REQUIREMENT 1: Edit the entries from the line containing "scan-speck (766, 0, 809, 9)" through the line containing "printed-text: We, (660, 652, 720, 691)" by replacing "stain" with "blot". Return only those lines, with everything else unchanged.

TEXT SECTION:
-*-*-
It is rare anymore for me to get up at the same time two days in a row. When still in my corporate life, the alarm went off at 5:30AM, Monday through Friday, and I was up, to the gym, to write, to get whatever I could in before I got to the office.
Now there is no rhyme or reason to my hour of awakening. Some days it is still before 6 and then there are days like today when I am struggling to get up before the digital numbers shift to 9.
That, you may be saying, is the joy of working on your own, out of your house and in creative endeavor. You may also be thinking I must have needed the extra sleep. All true. But then why do I still feel guilty when I allow myself the indulgence of lingering under those covers until 9?
Is it just that old habits die slowly? Or could it be that Corporate America ingrains in our heads that work must be contained between the hours of 8:30-5:30, Monday–Friday or you’re just not working? In which case they got me good.
In my old world my work was dictated by when someone else told me I should be working. There was no attention paid to when I might be most productive and never any heed to the idea that left to my own devices I would get my work done and get it done well, whether or not I got into the office at the specified hour.
But now I am my boss. And my work time is never dictated. Each day is different. Sometimes nothing gets written on Monday, but pages and pages ensue on a Saturday. And there are those days when I wake up at 4AM with the next line for my novel in my head and others when the day is spent out of the house(aka home office) and the writing begins at 9PM. But every day I write. Something. Because when I don’t, I just don’t breathe right.
-*-*-
SUPPLIED DATA:
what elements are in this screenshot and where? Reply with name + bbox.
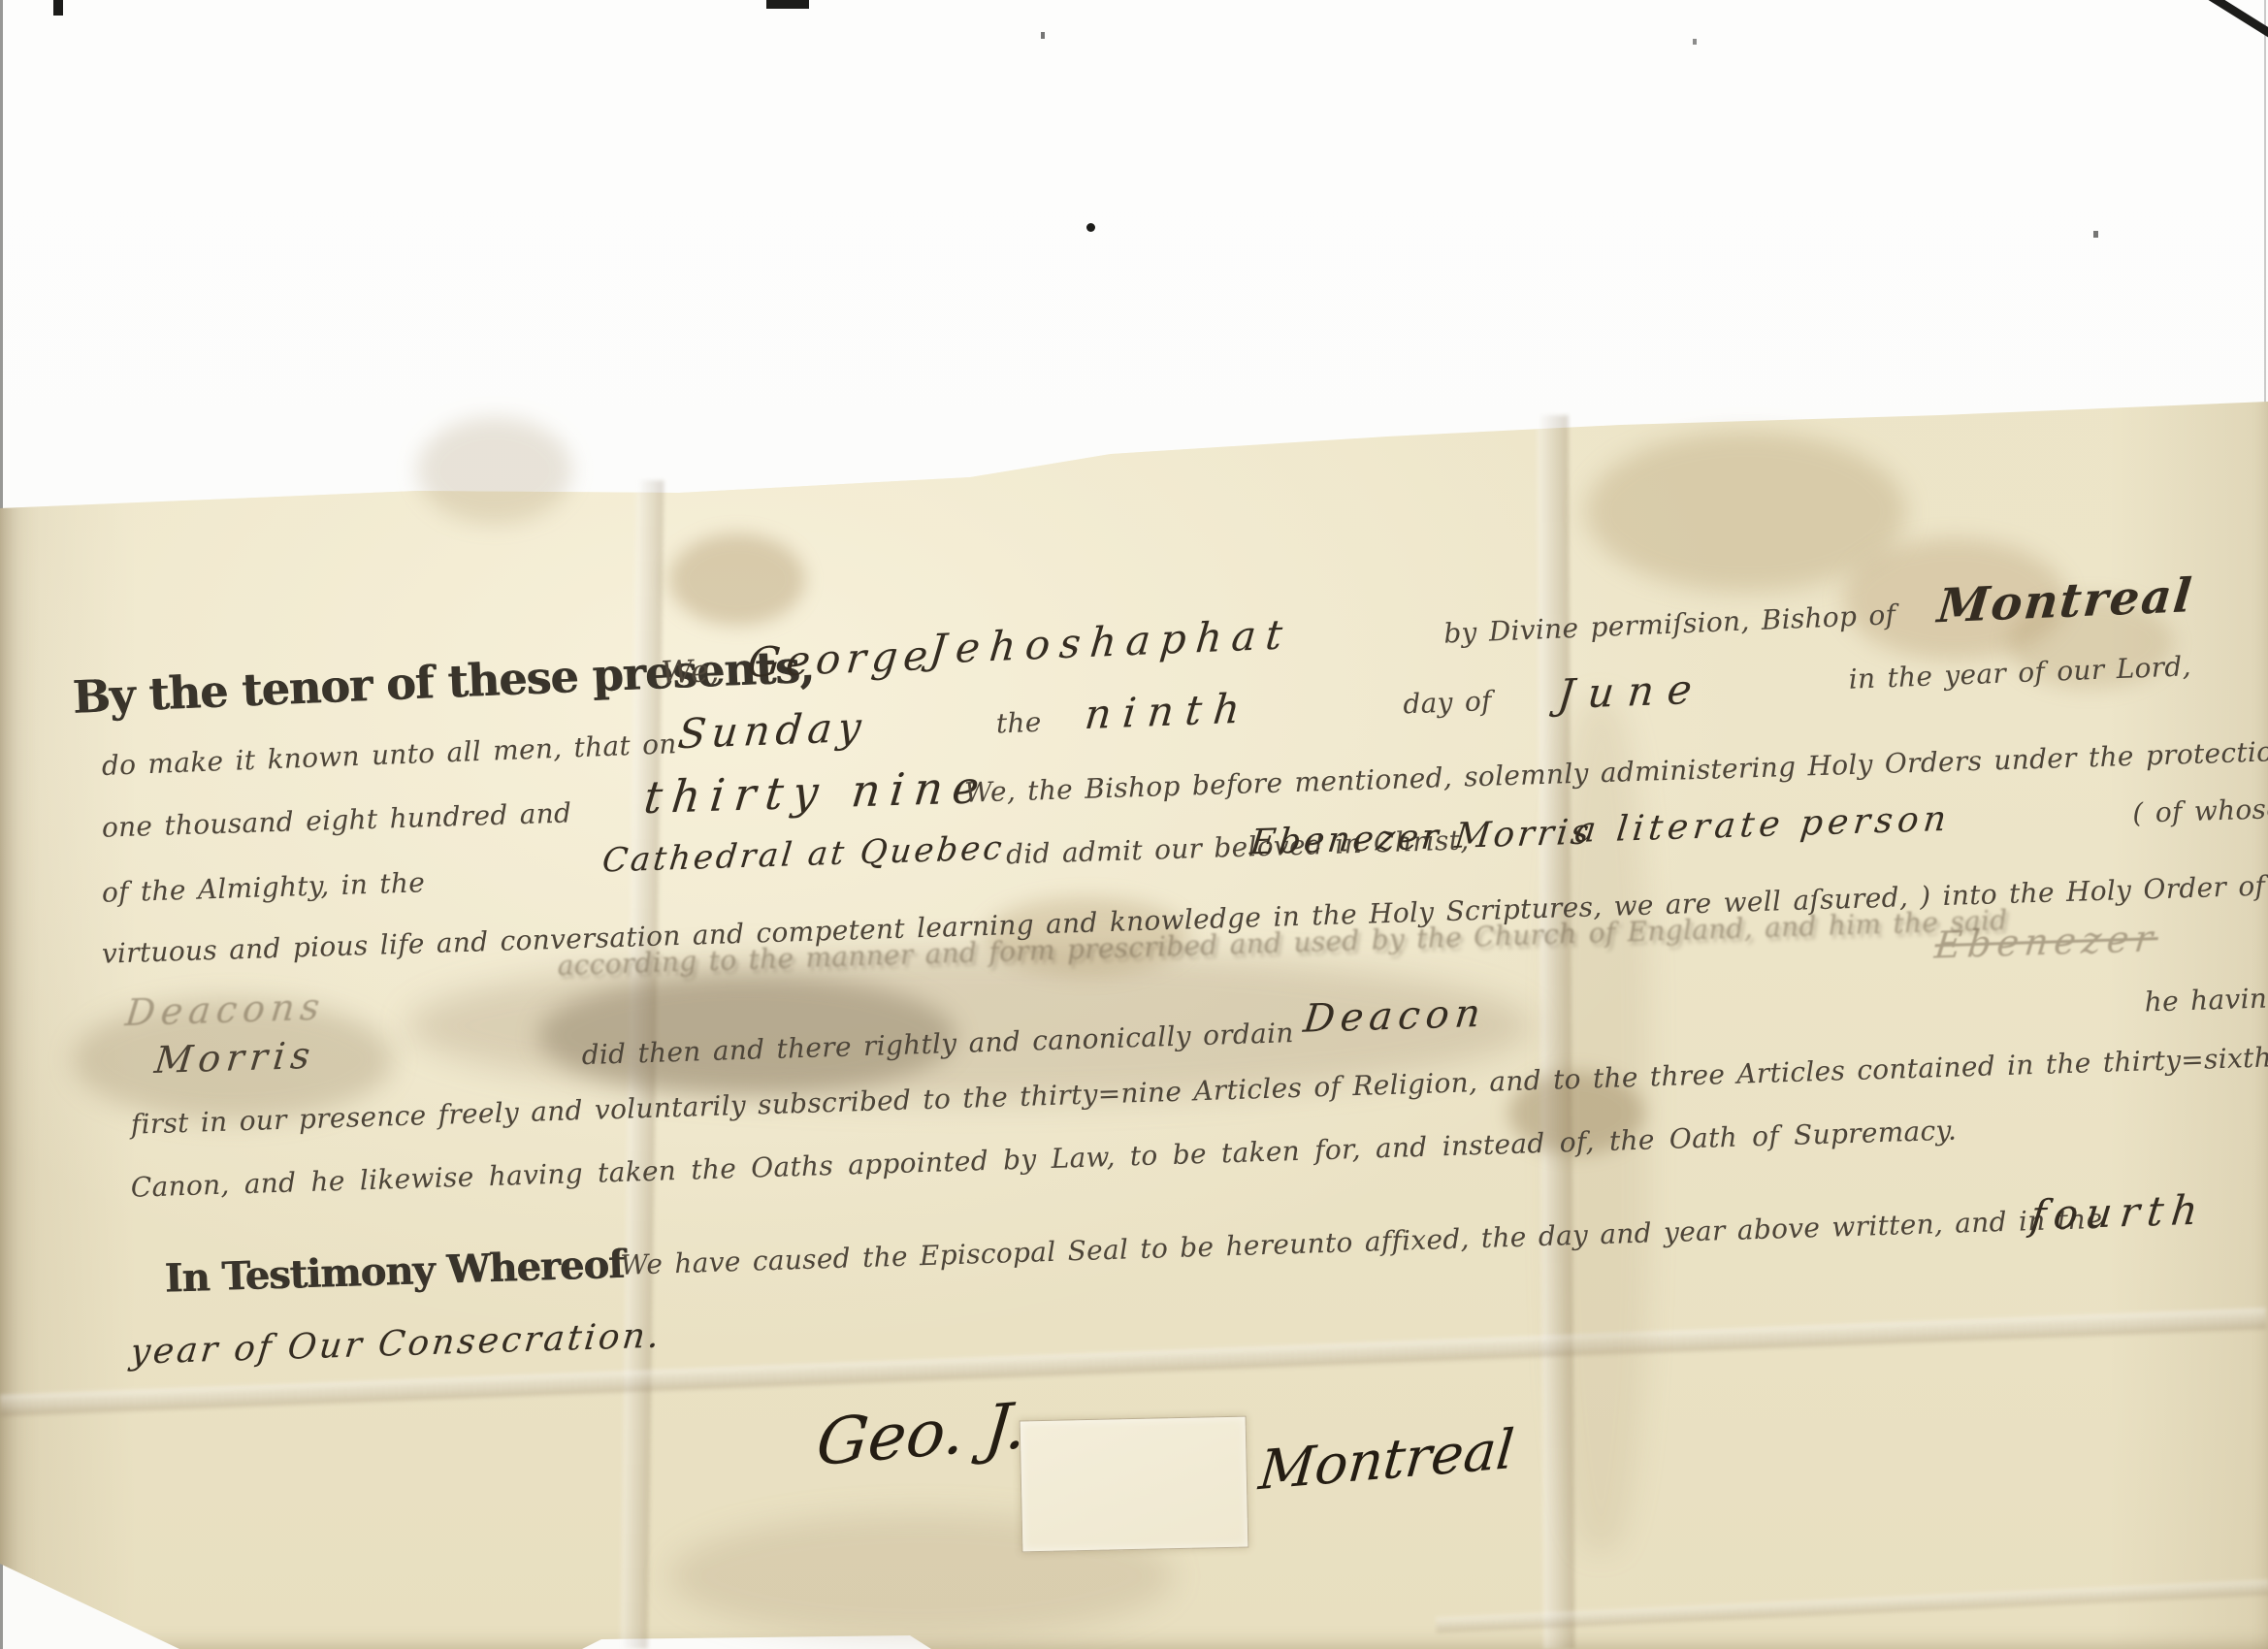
scan-speck (766, 0, 809, 9)
scan-speck (1041, 32, 1045, 39)
stain (417, 417, 572, 524)
handwritten-day-name: Sunday (676, 703, 869, 759)
scan-right-edge-line (2264, 0, 2266, 407)
printed-text: We, (660, 652, 720, 691)
printed-text: of the Almighty, in the (101, 866, 425, 908)
scan-speck (1086, 223, 1095, 232)
handwritten-surname: Morris (152, 1034, 317, 1082)
scan-speck (1693, 39, 1697, 45)
printed-text: the (995, 706, 1042, 740)
scan-speck (53, 0, 63, 16)
printed-text: one thousand eight hundred and (101, 796, 571, 843)
handwritten-order: Deacon (1301, 991, 1488, 1042)
handwritten-first-name: George (746, 631, 936, 687)
handwritten-year-words: thirty nine (641, 760, 991, 824)
scan-corner-mark (2192, 0, 2268, 42)
handwritten-see-name: Montreal (1935, 568, 2196, 633)
printed-text: ( of whose (2132, 792, 2268, 829)
handwritten-month: June (1556, 664, 1708, 718)
printed-text: he having (2144, 982, 2268, 1018)
signature-see: Montreal (1256, 1418, 1516, 1503)
scan-speck (2093, 231, 2098, 238)
scanned-ordination-certificate: By the tenor of these presents, We, Geor… (0, 0, 2268, 1649)
printed-text: day of (1403, 685, 1493, 720)
handwritten-year-ordinal: fourth (2028, 1185, 2208, 1239)
stain (669, 534, 805, 626)
handwritten-name-faded: Ebenezer (1932, 917, 2160, 966)
handwritten-day-ordinal: ninth (1083, 684, 1253, 738)
printed-text: do make it known unto all men, that on (101, 728, 677, 782)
-*-*-
REQUIREMENT 2: In the passage about waking hours, at what time did the alarm go off during the writer's corporate life?

WRITTEN REPLY 1:
scan-speck (766, 0, 809, 9)
scan-speck (1041, 32, 1045, 39)
blot (417, 417, 572, 524)
handwritten-day-name: Sunday (676, 703, 869, 759)
scan-right-edge-line (2264, 0, 2266, 407)
printed-text: We, (660, 652, 720, 691)

WRITTEN REPLY 2: 5:30AM, Monday through Friday.